* [Work to do] Extract every line below that contains the word "LLZTO".
---------- Given entries
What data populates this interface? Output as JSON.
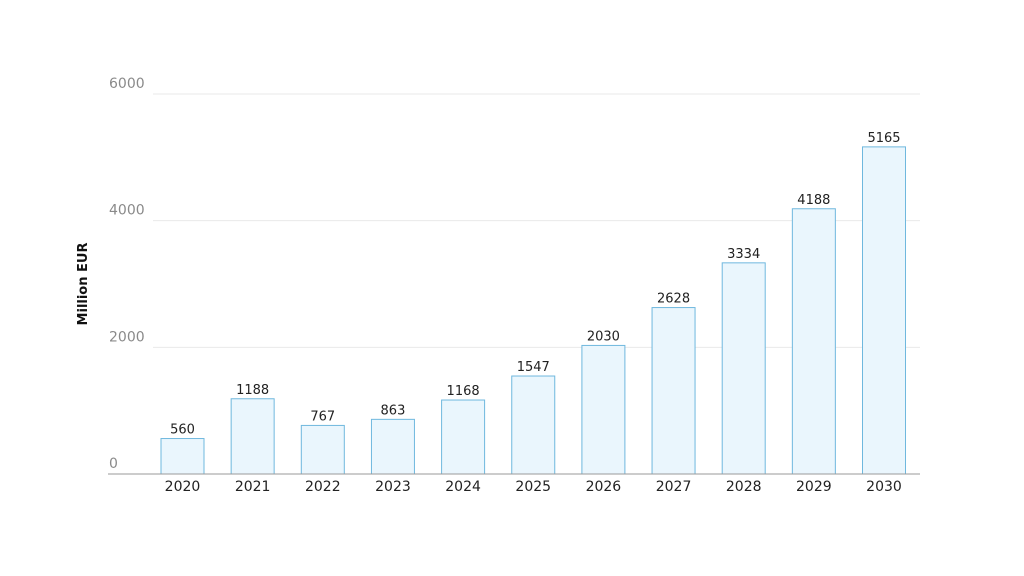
{
  "chart_data": {
    "type": "bar",
    "categories": [
      "2020",
      "2021",
      "2022",
      "2023",
      "2024",
      "2025",
      "2026",
      "2027",
      "2028",
      "2029",
      "2030"
    ],
    "values": [
      560,
      1188,
      767,
      863,
      1168,
      1547,
      2030,
      2628,
      3334,
      4188,
      5165
    ],
    "title": "",
    "xlabel": "",
    "ylabel": "Million EUR",
    "ylim": [
      0,
      6000
    ],
    "yticks": [
      0,
      2000,
      4000,
      6000
    ],
    "grid": true,
    "legend": "none",
    "colors": {
      "bar_fill": "#eaf6fd",
      "bar_stroke": "#6fb8de",
      "gridline": "#e9e9e9",
      "baseline": "#9a9a9a"
    }
  }
}
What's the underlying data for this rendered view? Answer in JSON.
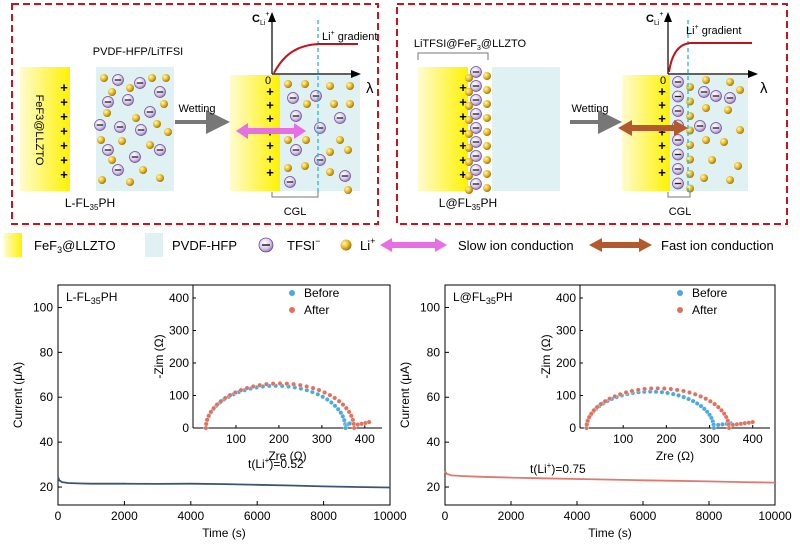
{
  "schematic": {
    "left": {
      "film_label": "PVDF-HFP/LiTFSI",
      "layer_label": "FeF3@LLZTO",
      "caption": "L-FL",
      "caption_sub": "35",
      "caption_suffix": "PH",
      "arrow_label": "Wetting",
      "gradient_axis_c": "C",
      "gradient_axis_c_sub": "Li",
      "gradient_axis_c_sup": "+",
      "gradient_label_prefix": "Li",
      "gradient_label_sup": "+",
      "gradient_label_suffix": " gradient",
      "origin": "0",
      "lambda": "λ",
      "cgl": "CGL",
      "plus_sign": "+"
    },
    "right": {
      "film_label_prefix": "LiTFSI@FeF",
      "film_label_sub": "3",
      "film_label_suffix": "@LLZTO",
      "caption": "L@FL",
      "caption_sub": "35",
      "caption_suffix": "PH",
      "arrow_label": "Wetting",
      "gradient_axis_c": "C",
      "gradient_axis_c_sub": "Li",
      "gradient_axis_c_sup": "+",
      "gradient_label_prefix": "Li",
      "gradient_label_sup": "+",
      "gradient_label_suffix": " gradient",
      "origin": "0",
      "lambda": "λ",
      "cgl": "CGL"
    }
  },
  "legend": {
    "fef3": "FeF",
    "fef3_sub": "3",
    "fef3_suffix": "@LLZTO",
    "pvdf": "PVDF-HFP",
    "tfsi": "TFSI",
    "tfsi_sup": "−",
    "li": "Li",
    "li_sup": "+",
    "slow": "Slow ion conduction",
    "fast": "Fast ion conduction"
  },
  "colors": {
    "dashed_border": "#c8151b",
    "yellow": "#fff200",
    "film": "#dff1f3",
    "slow_arrow": "#e86ee4",
    "fast_arrow": "#b25a2e",
    "gradient_curve": "#c0141a",
    "cgl_line": "#29b5d6",
    "before": "#4aa9e1",
    "after": "#e2705a",
    "left_curve": "#3c5572",
    "right_curve": "#e07a70"
  },
  "chart_data": [
    {
      "type": "line",
      "panel_label": "L-FL",
      "panel_label_sub": "35",
      "panel_label_suffix": "PH",
      "xlabel": "Time (s)",
      "ylabel": "Current (μA)",
      "xlim": [
        0,
        10000
      ],
      "ylim": [
        12,
        110
      ],
      "xticks": [
        0,
        2000,
        4000,
        6000,
        8000,
        10000
      ],
      "yticks": [
        20,
        40,
        60,
        80,
        100
      ],
      "annotation": "t(Li+)=0.52",
      "annotation_prefix": "t(Li",
      "annotation_sup": "+",
      "annotation_suffix": ")=0.52",
      "series": [
        {
          "x": [
            0,
            40,
            120,
            300,
            600,
            1000,
            2000,
            3000,
            4000,
            5000,
            6000,
            7000,
            8000,
            9000,
            10000
          ],
          "values": [
            24.5,
            23.0,
            22.2,
            21.8,
            21.6,
            21.5,
            21.5,
            21.4,
            21.5,
            21.3,
            21.0,
            20.7,
            20.3,
            20.0,
            19.8
          ]
        }
      ],
      "inset": {
        "type": "scatter",
        "xlabel": "Zre (Ω)",
        "ylabel": "-Zim (Ω)",
        "xlim": [
          0,
          440
        ],
        "ylim": [
          0,
          440
        ],
        "xticks": [
          100,
          200,
          300,
          400
        ],
        "yticks": [
          0,
          100,
          200,
          300,
          400
        ],
        "series": [
          {
            "name": "Before",
            "arc": {
              "start": 30,
              "end": 355,
              "peak": 130,
              "tail_end": 365
            }
          },
          {
            "name": "After",
            "arc": {
              "start": 30,
              "end": 375,
              "peak": 137,
              "tail_end": 410
            }
          }
        ]
      }
    },
    {
      "type": "line",
      "panel_label": "L@FL",
      "panel_label_sub": "35",
      "panel_label_suffix": "PH",
      "xlabel": "Time (s)",
      "ylabel": "Current (μA)",
      "xlim": [
        0,
        10000
      ],
      "ylim": [
        12,
        110
      ],
      "xticks": [
        0,
        2000,
        4000,
        6000,
        8000,
        10000
      ],
      "yticks": [
        20,
        40,
        60,
        80,
        100
      ],
      "annotation_prefix": "t(Li",
      "annotation_sup": "+",
      "annotation_suffix": ")=0.75",
      "series": [
        {
          "x": [
            0,
            60,
            200,
            500,
            1000,
            2000,
            3000,
            4000,
            5000,
            6000,
            7000,
            8000,
            9000,
            10000
          ],
          "values": [
            27.0,
            25.8,
            25.2,
            24.9,
            24.6,
            24.2,
            23.9,
            23.6,
            23.3,
            23.0,
            22.8,
            22.5,
            22.2,
            22.0
          ]
        }
      ],
      "inset": {
        "type": "scatter",
        "xlabel": "Zre (Ω)",
        "ylabel": "-Zim (Ω)",
        "xlim": [
          0,
          440
        ],
        "ylim": [
          0,
          440
        ],
        "xticks": [
          100,
          200,
          300,
          400
        ],
        "yticks": [
          0,
          100,
          200,
          300,
          400
        ],
        "series": [
          {
            "name": "Before",
            "arc": {
              "start": 15,
              "end": 310,
              "peak": 112,
              "tail_end": 350
            }
          },
          {
            "name": "After",
            "arc": {
              "start": 15,
              "end": 345,
              "peak": 122,
              "tail_end": 400
            }
          }
        ]
      }
    }
  ]
}
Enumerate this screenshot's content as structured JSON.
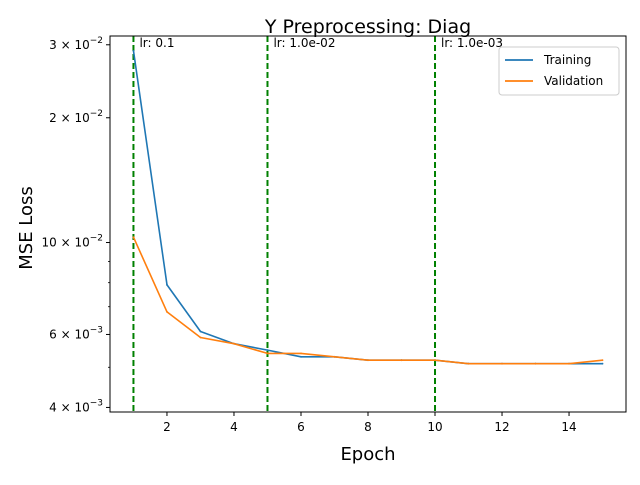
{
  "chart_data": {
    "type": "line",
    "title": "Y Preprocessing: Diag",
    "xlabel": "Epoch",
    "ylabel": "MSE Loss",
    "yscale": "log",
    "xlim": [
      0.3,
      15.7
    ],
    "ylim": [
      0.0039,
      0.0315
    ],
    "grid": false,
    "legend_position": "top-right",
    "x": [
      1,
      2,
      3,
      4,
      5,
      6,
      7,
      8,
      9,
      10,
      11,
      12,
      13,
      14,
      15
    ],
    "x_ticks": [
      {
        "value": 2,
        "label": "2"
      },
      {
        "value": 4,
        "label": "4"
      },
      {
        "value": 6,
        "label": "6"
      },
      {
        "value": 8,
        "label": "8"
      },
      {
        "value": 10,
        "label": "10"
      },
      {
        "value": 12,
        "label": "12"
      },
      {
        "value": 14,
        "label": "14"
      }
    ],
    "y_ticks_major": [
      {
        "value": 0.004,
        "mantissa": "4",
        "exponent": "−3"
      },
      {
        "value": 0.006,
        "mantissa": "6",
        "exponent": "−3"
      },
      {
        "value": 0.01,
        "mantissa": "10",
        "exponent": "−2"
      },
      {
        "value": 0.02,
        "mantissa": "2",
        "exponent": "−2"
      },
      {
        "value": 0.03,
        "mantissa": "3",
        "exponent": "−2"
      }
    ],
    "y_ticks_minor": [
      0.005,
      0.007,
      0.008,
      0.009
    ],
    "series": [
      {
        "name": "Training",
        "color": "#1f77b4",
        "values": [
          0.029,
          0.0079,
          0.0061,
          0.0057,
          0.0055,
          0.0053,
          0.0053,
          0.0052,
          0.0052,
          0.0052,
          0.0051,
          0.0051,
          0.0051,
          0.0051,
          0.0051
        ]
      },
      {
        "name": "Validation",
        "color": "#ff7f0e",
        "values": [
          0.0103,
          0.0068,
          0.0059,
          0.0057,
          0.0054,
          0.0054,
          0.0053,
          0.0052,
          0.0052,
          0.0052,
          0.0051,
          0.0051,
          0.0051,
          0.0051,
          0.0052
        ]
      }
    ],
    "vlines": [
      {
        "x": 1,
        "label": "lr: 0.1",
        "color": "#008000"
      },
      {
        "x": 5,
        "label": "lr: 1.0e-02",
        "color": "#008000"
      },
      {
        "x": 10,
        "label": "lr: 1.0e-03",
        "color": "#008000"
      }
    ]
  }
}
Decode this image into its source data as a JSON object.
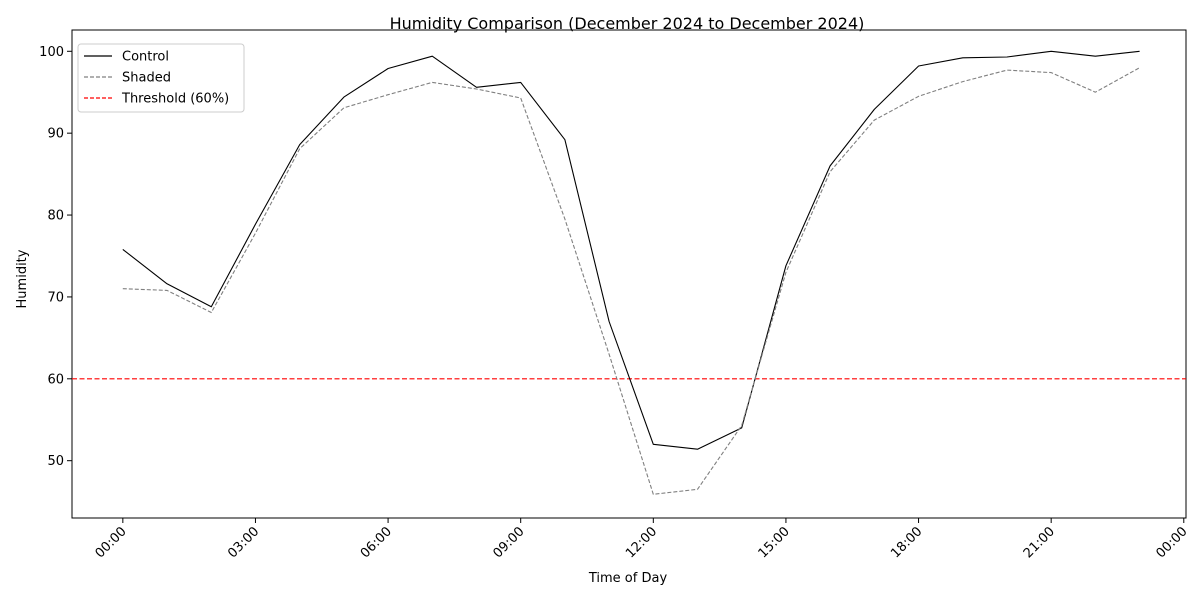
{
  "chart_data": {
    "type": "line",
    "title": "Humidity Comparison (December 2024 to December 2024)",
    "xlabel": "Time of Day",
    "ylabel": "Humidity",
    "x_unit": "hour of day",
    "x": [
      0,
      1,
      2,
      3,
      4,
      5,
      6,
      7,
      8,
      9,
      10,
      11,
      12,
      13,
      14,
      15,
      16,
      17,
      18,
      19,
      20,
      21,
      22,
      23
    ],
    "xlim": [
      -1.15,
      24.05
    ],
    "ylim": [
      43.0,
      102.6
    ],
    "x_ticks": [
      0,
      3,
      6,
      9,
      12,
      15,
      18,
      21,
      24
    ],
    "x_tick_labels": [
      "00:00",
      "03:00",
      "06:00",
      "09:00",
      "12:00",
      "15:00",
      "18:00",
      "21:00",
      "00:00"
    ],
    "y_ticks": [
      50,
      60,
      70,
      80,
      90,
      100
    ],
    "y_tick_labels": [
      "50",
      "60",
      "70",
      "80",
      "90",
      "100"
    ],
    "grid": false,
    "legend_position": "top-left",
    "series": [
      {
        "name": "Control",
        "color": "#000000",
        "style": "solid",
        "values": [
          75.8,
          71.6,
          68.8,
          78.9,
          88.6,
          94.4,
          97.9,
          99.4,
          95.6,
          96.2,
          89.2,
          67.0,
          52.0,
          51.4,
          54.0,
          73.8,
          86.0,
          92.9,
          98.2,
          99.2,
          99.3,
          100.0,
          99.4,
          100.0
        ]
      },
      {
        "name": "Shaded",
        "color": "#808080",
        "style": "dashed",
        "values": [
          71.0,
          70.8,
          68.1,
          77.8,
          88.1,
          93.1,
          94.7,
          96.2,
          95.4,
          94.3,
          79.5,
          63.0,
          45.9,
          46.5,
          54.3,
          73.0,
          85.3,
          91.6,
          94.5,
          96.3,
          97.7,
          97.4,
          95.0,
          98.0
        ]
      }
    ],
    "threshold": {
      "name": "Threshold (60%)",
      "value": 60,
      "color": "#ff0000",
      "style": "dashed"
    }
  }
}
--------------------
* [Response to this exercise]
      "layer_label": "FeF3@LLZTO",
      "film_label_suffix": "@LLZTO",
    "fef3_suffix": "@LLZTO",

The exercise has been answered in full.